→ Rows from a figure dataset
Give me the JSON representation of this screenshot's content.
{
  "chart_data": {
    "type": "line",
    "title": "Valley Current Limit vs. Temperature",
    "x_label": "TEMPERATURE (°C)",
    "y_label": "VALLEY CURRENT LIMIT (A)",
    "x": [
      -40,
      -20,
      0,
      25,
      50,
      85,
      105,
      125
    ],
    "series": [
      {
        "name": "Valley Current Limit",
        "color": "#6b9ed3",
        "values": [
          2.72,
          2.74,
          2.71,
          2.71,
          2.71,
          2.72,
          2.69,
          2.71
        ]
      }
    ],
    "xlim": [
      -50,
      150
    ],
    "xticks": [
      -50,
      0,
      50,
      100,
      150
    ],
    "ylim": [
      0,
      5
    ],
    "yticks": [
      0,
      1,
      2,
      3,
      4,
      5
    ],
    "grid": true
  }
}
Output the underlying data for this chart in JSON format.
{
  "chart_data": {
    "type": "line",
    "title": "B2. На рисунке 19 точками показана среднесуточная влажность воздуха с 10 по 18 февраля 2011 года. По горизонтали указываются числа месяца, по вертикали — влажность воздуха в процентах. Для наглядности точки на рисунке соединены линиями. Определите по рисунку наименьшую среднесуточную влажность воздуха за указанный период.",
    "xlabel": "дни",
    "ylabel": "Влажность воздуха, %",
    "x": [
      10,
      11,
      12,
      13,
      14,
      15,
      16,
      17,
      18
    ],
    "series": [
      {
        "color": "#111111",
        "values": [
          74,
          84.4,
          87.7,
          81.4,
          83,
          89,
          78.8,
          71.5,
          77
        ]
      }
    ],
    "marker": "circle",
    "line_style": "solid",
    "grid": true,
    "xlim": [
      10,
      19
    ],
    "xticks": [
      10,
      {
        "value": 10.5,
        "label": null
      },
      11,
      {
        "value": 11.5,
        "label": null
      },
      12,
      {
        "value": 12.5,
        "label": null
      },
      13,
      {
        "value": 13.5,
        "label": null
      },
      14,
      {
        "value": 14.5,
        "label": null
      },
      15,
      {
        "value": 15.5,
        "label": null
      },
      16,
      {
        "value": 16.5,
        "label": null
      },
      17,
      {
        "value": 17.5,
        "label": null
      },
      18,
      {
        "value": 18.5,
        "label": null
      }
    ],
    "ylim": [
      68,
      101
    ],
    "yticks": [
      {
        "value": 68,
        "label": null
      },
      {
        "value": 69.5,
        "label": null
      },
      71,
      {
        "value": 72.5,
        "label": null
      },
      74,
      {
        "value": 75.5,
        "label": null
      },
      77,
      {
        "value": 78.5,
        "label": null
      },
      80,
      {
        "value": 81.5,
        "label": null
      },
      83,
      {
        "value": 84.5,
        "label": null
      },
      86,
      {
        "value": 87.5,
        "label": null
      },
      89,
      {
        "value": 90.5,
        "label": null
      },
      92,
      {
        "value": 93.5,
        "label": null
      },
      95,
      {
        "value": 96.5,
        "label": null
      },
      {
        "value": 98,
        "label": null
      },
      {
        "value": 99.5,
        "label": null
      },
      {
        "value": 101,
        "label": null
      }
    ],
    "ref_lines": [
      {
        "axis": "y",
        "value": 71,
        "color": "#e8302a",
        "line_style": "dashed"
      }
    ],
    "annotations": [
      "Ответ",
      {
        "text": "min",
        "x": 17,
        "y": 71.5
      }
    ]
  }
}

→ OBJECTIVE
Where a line above includes "JSON", copy that line.

→ FINAL ANSWER
Give me the JSON representation of this screenshot's content.
Output the underlying data for this chart in JSON format.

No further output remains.